PROBLEM: Return each line of the listing that contains the string "møteplassar".

RECORDS FOR THE EXERCISE:
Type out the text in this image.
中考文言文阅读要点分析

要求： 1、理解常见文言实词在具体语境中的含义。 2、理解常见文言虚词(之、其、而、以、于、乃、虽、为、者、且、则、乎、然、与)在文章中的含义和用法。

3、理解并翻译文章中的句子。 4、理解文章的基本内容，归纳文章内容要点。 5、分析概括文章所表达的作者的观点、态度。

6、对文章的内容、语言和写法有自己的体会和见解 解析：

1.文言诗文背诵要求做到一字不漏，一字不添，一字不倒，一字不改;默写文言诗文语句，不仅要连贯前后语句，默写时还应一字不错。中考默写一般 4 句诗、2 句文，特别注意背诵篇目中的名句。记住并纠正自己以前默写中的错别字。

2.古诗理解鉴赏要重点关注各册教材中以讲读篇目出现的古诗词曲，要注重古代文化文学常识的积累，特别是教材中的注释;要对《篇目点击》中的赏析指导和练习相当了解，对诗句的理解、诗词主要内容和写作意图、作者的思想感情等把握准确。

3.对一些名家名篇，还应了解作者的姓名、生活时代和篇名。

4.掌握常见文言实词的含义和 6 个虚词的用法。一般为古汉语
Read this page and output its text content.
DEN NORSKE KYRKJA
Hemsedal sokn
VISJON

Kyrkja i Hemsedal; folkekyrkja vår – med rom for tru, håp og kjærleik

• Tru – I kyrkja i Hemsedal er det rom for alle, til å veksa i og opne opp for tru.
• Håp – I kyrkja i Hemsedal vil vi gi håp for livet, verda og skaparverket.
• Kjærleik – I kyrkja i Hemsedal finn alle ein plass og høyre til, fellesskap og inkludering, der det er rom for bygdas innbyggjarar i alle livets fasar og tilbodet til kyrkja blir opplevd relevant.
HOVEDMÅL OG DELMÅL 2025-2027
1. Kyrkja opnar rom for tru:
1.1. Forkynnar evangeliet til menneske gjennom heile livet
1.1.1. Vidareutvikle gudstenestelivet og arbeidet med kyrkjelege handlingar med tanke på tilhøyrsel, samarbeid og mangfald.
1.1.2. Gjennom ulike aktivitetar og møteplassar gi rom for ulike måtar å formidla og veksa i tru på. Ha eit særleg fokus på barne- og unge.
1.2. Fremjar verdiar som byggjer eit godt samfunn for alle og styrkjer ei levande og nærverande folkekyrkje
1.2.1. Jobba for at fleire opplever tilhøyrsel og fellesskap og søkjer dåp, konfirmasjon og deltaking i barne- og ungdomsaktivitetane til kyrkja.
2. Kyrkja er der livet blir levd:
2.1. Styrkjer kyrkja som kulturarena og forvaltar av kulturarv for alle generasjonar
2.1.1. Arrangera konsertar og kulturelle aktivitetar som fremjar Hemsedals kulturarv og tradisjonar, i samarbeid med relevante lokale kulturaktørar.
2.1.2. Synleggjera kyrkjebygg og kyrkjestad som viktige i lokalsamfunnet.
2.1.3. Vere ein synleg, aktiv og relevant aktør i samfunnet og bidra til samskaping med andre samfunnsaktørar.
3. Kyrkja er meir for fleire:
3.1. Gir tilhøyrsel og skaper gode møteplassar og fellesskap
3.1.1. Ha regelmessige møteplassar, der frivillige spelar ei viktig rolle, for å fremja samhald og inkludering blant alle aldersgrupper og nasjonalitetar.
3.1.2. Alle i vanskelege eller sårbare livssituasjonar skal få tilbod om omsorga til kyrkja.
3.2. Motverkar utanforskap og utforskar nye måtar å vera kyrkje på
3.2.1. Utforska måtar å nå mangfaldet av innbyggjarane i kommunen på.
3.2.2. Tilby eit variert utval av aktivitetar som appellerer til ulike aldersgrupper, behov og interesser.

THE OUTPUT:
1.1.2. Gjennom ulike aktivitetar og møteplassar gi rom for ulike måtar å formidla og veksa i tru på. Ha eit særleg fokus på barne- og unge.
3.1. Gir tilhøyrsel og skaper gode møteplassar og fellesskap
3.1.1. Ha regelmessige møteplassar, der frivillige spelar ei viktig rolle, for å fremja samhald og inkludering blant alle aldersgrupper og nasjonalitetar.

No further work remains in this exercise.